Could you print all the entries exactly?

__Source data__
######

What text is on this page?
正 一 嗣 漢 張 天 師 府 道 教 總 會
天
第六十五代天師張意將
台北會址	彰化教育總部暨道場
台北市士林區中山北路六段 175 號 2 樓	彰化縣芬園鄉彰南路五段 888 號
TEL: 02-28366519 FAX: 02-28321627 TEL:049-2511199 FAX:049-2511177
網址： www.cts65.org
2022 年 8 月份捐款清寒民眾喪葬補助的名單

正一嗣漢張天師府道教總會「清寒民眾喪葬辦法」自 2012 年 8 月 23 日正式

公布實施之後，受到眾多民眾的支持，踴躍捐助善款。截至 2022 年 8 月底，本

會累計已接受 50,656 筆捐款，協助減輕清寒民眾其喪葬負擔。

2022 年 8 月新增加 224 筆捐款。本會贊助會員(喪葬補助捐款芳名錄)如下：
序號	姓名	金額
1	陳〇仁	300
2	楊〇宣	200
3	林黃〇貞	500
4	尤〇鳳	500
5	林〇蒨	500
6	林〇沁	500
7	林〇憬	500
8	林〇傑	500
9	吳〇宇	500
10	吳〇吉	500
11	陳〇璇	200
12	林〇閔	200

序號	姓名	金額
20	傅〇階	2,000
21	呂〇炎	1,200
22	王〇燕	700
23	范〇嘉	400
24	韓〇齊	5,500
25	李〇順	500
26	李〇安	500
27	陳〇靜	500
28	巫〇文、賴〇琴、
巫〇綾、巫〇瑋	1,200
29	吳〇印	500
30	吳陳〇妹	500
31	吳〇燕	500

######

__Solution for this exercise__
What text is on this page?
正 一 嗣 漢 張 天 師 府 道 教 總 會
天
第六十五代天師張意將
台北會址	彰化教育總部暨道場
台北市士林區中山北路六段 175 號 2 樓	彰化縣芬園鄉彰南路五段 888 號
TEL: 02-28366519 FAX: 02-28321627 TEL:049-2511199 FAX:049-2511177
網址： www.cts65.org
2022 年 8 月份捐款清寒民眾喪葬補助的名單

正一嗣漢張天師府道教總會「清寒民眾喪葬辦法」自 2012 年 8 月 23 日正式

公布實施之後，受到眾多民眾的支持，踴躍捐助善款。截至 2022 年 8 月底，本

會累計已接受 50,656 筆捐款，協助減輕清寒民眾其喪葬負擔。

2022 年 8 月新增加 224 筆捐款。本會贊助會員(喪葬補助捐款芳名錄)如下：
序號	姓名	金額
1	陳〇仁	300
2	楊〇宣	200
3	林黃〇貞	500
4	尤〇鳳	500
5	林〇蒨	500
6	林〇沁	500
7	林〇憬	500
8	林〇傑	500
9	吳〇宇	500
10	吳〇吉	500
11	陳〇璇	200
12	林〇閔	200

序號	姓名	金額
20	傅〇階	2,000
21	呂〇炎	1,200
22	王〇燕	700
23	范〇嘉	400
24	韓〇齊	5,500
25	李〇順	500
26	李〇安	500
27	陳〇靜	500
28	巫〇文、賴〇琴、
巫〇綾、巫〇瑋	1,200
29	吳〇印	500
30	吳陳〇妹	500
31	吳〇燕	500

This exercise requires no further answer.